= WHAT IS ASKED =
Determine how many lines include the string "Anclar". Output that number only.

= EXERCISE INPUT =
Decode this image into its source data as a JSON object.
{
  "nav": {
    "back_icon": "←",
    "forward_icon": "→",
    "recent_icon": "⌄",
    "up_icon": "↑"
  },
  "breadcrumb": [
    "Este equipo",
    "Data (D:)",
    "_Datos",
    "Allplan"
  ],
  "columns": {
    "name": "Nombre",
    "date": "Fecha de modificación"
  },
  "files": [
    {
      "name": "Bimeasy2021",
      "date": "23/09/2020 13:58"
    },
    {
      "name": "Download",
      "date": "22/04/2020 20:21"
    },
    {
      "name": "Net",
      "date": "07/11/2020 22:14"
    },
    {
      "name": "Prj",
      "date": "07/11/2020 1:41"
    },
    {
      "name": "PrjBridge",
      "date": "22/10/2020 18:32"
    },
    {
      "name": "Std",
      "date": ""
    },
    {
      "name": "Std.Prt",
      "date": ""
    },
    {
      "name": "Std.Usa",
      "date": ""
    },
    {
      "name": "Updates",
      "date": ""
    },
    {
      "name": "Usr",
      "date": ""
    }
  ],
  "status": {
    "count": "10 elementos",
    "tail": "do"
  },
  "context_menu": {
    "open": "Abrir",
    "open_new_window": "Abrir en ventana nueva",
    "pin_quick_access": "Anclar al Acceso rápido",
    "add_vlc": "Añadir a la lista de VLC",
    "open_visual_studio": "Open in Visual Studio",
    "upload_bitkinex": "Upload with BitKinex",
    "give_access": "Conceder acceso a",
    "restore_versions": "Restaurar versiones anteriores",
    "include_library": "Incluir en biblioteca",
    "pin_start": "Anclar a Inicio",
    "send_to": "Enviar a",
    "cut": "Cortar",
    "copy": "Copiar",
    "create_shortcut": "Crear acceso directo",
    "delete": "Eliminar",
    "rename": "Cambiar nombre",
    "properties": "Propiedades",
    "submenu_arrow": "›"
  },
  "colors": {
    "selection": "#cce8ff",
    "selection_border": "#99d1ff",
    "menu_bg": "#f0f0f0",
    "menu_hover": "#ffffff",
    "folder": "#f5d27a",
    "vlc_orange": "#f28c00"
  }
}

= RESULT OF THIS EXERCISE =
2